┌─ PROVIDED DATA
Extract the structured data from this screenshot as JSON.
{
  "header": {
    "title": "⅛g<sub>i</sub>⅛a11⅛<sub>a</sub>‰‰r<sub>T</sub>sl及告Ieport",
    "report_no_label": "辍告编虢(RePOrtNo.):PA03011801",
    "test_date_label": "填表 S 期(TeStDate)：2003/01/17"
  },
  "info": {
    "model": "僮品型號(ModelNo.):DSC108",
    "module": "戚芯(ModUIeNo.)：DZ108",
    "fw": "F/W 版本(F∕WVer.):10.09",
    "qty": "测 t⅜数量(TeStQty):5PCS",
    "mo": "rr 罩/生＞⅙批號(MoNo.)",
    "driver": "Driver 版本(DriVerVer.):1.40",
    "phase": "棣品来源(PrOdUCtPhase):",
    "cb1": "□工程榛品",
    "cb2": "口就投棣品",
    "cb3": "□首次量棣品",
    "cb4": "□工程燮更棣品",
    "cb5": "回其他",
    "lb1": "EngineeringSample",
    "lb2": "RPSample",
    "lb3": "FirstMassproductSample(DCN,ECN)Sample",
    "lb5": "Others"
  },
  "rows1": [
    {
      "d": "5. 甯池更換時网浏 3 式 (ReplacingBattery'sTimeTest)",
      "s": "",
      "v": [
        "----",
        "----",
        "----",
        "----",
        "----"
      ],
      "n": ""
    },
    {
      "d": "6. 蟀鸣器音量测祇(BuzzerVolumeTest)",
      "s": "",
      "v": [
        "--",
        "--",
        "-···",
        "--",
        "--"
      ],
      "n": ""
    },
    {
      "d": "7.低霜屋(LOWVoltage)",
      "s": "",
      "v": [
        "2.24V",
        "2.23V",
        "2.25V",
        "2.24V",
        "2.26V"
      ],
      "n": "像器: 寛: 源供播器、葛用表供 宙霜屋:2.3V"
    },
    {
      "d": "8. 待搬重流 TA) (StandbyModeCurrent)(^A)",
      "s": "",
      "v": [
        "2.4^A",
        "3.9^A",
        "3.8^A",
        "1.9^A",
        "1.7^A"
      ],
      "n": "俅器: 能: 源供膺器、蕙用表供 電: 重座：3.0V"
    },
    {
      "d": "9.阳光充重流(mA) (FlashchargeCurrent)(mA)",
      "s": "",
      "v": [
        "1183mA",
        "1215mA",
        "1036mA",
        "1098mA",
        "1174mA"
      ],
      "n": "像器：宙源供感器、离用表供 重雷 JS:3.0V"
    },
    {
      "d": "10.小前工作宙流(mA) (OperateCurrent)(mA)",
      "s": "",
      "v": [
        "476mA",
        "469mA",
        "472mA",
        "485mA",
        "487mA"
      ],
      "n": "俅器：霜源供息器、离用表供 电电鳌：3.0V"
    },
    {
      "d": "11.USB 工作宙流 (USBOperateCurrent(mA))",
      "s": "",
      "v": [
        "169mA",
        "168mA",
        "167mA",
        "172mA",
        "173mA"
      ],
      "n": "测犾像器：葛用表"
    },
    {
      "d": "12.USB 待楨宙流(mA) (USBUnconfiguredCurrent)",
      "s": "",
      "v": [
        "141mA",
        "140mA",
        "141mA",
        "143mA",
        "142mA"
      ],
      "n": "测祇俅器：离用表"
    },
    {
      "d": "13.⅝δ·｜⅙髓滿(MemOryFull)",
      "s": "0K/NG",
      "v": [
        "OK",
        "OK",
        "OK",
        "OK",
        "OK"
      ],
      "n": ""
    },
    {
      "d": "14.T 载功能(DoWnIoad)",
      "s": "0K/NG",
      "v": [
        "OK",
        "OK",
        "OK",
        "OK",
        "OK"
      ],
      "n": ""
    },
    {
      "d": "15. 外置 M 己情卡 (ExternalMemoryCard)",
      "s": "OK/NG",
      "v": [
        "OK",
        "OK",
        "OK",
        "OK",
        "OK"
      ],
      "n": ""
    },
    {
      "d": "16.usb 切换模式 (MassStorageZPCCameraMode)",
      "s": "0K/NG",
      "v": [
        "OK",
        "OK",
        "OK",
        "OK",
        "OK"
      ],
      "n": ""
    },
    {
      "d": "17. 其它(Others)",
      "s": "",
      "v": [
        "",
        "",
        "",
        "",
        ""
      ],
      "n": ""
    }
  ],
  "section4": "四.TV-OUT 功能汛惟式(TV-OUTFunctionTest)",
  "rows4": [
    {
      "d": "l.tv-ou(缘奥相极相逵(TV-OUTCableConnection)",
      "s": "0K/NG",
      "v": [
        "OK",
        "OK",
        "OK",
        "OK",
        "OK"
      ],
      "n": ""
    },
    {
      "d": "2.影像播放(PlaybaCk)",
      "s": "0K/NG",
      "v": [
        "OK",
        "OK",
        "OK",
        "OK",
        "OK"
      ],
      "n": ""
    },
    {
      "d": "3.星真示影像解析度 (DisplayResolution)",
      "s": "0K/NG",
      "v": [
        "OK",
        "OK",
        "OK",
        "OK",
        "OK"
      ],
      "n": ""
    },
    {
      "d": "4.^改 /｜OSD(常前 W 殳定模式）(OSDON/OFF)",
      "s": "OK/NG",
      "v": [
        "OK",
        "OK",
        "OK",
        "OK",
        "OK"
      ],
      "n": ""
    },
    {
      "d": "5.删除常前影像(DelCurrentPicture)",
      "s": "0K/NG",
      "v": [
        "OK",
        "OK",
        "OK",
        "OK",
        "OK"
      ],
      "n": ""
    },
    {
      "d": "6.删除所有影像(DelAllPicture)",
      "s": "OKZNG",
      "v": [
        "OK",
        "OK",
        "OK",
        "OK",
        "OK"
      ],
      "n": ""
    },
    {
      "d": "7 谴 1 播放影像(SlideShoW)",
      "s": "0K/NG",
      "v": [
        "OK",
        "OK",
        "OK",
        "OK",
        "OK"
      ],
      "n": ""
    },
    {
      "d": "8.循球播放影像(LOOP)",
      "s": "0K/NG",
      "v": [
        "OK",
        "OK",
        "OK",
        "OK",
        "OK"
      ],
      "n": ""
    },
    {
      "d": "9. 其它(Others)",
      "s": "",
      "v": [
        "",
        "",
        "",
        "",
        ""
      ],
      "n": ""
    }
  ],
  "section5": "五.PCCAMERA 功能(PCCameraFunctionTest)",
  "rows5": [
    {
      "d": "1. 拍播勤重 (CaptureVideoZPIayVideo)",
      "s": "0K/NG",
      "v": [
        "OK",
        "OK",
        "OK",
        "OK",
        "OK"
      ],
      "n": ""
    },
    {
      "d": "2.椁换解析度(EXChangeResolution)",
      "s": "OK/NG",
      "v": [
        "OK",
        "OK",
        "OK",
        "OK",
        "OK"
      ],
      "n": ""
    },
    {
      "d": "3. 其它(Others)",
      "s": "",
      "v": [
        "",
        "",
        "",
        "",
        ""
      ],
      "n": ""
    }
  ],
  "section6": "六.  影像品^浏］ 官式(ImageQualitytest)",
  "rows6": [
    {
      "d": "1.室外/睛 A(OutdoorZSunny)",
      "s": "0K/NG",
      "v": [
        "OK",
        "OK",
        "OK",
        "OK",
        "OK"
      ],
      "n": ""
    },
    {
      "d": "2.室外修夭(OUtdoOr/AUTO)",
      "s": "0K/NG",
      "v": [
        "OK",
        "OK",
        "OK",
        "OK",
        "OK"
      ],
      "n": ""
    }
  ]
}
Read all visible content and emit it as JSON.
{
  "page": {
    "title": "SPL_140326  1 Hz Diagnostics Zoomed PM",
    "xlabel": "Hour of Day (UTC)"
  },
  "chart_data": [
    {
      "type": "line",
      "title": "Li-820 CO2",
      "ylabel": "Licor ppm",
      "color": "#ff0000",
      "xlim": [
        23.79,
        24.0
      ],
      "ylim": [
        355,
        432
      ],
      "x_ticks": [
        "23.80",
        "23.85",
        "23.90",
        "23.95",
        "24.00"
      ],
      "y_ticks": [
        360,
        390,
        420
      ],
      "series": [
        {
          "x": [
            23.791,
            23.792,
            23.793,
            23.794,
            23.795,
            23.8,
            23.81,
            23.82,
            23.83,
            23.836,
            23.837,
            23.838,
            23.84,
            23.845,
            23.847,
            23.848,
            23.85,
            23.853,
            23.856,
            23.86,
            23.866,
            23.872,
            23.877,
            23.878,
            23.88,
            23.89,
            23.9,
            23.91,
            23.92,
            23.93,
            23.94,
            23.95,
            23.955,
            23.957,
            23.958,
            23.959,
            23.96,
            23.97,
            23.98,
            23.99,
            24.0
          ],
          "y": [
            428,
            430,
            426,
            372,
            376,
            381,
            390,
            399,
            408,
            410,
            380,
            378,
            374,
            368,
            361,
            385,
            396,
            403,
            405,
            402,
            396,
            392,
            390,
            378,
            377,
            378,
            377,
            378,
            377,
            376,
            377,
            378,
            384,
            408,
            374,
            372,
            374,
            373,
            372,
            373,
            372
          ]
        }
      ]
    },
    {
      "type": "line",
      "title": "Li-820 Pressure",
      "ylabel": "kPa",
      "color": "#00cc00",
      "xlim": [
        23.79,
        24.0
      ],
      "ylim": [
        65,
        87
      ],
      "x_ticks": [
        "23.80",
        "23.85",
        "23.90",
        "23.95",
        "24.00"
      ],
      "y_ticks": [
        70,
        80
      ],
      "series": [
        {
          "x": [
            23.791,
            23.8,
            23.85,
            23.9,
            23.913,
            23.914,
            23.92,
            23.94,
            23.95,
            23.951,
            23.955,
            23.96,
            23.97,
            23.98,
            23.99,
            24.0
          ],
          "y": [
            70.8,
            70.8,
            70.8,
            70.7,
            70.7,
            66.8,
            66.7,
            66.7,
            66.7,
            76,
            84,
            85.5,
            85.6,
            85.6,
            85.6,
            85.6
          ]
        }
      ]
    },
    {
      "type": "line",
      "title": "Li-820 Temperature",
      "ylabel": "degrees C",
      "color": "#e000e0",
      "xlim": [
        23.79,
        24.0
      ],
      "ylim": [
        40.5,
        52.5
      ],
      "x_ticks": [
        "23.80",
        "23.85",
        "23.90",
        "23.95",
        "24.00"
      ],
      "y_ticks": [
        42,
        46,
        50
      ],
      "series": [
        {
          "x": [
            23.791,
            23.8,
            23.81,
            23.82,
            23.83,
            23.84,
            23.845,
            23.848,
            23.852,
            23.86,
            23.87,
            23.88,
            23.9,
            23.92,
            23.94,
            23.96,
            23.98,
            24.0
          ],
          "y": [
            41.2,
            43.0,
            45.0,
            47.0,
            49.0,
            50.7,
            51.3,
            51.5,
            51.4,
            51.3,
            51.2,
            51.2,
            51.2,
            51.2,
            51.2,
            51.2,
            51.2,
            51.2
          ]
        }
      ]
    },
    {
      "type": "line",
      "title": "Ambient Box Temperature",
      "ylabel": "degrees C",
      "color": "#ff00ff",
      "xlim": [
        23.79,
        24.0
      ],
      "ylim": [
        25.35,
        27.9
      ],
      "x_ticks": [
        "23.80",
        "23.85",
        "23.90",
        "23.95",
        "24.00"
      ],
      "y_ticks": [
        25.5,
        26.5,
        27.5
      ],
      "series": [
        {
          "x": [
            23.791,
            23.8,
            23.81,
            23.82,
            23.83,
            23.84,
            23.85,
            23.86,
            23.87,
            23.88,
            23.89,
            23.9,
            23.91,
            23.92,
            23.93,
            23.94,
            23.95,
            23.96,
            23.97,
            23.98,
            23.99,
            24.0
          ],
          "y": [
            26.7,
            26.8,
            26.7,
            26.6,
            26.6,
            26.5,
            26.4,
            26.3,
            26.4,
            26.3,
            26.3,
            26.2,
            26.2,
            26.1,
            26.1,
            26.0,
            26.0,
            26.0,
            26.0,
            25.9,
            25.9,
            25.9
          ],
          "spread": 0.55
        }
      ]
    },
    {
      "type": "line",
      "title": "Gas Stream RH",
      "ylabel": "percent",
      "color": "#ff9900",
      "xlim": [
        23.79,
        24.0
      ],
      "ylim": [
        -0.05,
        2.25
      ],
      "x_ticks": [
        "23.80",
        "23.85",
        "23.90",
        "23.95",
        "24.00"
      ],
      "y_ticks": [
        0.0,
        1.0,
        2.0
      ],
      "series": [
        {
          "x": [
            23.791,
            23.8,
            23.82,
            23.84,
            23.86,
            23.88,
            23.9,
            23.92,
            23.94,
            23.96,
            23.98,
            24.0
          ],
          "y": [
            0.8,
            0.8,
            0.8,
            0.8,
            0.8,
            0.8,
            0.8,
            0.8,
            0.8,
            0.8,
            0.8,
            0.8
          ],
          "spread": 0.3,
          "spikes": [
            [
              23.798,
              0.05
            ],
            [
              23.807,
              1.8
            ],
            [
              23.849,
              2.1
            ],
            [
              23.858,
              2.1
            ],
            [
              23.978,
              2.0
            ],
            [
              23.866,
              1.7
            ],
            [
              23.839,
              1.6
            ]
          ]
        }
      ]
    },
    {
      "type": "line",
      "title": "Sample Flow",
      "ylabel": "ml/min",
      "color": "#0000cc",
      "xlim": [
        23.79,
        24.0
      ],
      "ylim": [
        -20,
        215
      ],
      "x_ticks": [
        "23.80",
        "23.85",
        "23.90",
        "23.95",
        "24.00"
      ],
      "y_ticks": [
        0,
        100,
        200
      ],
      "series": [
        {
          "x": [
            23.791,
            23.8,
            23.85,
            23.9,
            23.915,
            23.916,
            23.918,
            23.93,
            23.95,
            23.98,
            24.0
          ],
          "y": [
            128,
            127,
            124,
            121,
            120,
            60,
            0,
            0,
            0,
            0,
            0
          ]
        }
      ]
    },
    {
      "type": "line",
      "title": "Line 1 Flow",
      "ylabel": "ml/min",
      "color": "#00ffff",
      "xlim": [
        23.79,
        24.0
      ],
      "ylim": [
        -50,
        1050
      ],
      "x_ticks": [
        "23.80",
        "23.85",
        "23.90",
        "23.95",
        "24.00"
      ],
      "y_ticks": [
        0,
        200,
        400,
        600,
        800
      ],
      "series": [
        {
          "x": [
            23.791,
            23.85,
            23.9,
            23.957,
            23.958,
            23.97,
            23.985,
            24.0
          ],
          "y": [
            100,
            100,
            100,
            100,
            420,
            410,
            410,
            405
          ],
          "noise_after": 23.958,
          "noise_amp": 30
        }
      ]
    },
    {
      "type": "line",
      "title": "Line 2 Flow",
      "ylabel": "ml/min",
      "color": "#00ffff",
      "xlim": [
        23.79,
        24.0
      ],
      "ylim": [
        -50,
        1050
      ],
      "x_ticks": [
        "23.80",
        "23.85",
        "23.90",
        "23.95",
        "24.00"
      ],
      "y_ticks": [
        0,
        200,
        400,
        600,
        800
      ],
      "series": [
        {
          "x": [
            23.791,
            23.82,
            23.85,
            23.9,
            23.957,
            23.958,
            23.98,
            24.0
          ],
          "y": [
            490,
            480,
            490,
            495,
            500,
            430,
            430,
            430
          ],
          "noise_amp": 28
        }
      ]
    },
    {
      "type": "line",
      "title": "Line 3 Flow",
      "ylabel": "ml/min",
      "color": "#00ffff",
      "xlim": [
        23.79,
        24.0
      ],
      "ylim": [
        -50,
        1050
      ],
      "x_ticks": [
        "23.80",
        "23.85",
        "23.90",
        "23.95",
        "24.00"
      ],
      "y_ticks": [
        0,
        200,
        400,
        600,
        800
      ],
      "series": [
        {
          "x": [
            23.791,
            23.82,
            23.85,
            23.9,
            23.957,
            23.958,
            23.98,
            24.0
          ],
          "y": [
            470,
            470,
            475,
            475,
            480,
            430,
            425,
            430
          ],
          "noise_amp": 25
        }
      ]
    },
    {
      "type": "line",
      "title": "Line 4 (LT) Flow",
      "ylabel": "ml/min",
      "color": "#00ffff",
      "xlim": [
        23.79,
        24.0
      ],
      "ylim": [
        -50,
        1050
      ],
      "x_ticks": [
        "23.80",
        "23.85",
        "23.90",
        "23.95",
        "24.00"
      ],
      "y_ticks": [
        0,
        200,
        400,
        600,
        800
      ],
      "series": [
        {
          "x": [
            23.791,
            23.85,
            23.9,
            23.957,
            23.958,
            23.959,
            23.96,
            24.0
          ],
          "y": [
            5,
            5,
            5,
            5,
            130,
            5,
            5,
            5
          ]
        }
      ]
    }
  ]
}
└─
#### THE PROBLEM
List all lines in the material containing the string "title".

#### FINISHED TASK
    "title": "⅛g<sub>i</sub>⅛a11⅛<sub>a</sub>‰‰r<sub>T</sub>sl及告Ieport",
    "title": "SPL_140326  1 Hz Diagnostics Zoomed PM",
      "title": "Li-820 CO2",
      "title": "Li-820 Pressure",
      "title": "Li-820 Temperature",
      "title": "Ambient Box Temperature",
      "title": "Gas Stream RH",
      "title": "Sample Flow",
      "title": "Line 1 Flow",
      "title": "Line 2 Flow",
      "title": "Line 3 Flow",
      "title": "Line 4 (LT) Flow",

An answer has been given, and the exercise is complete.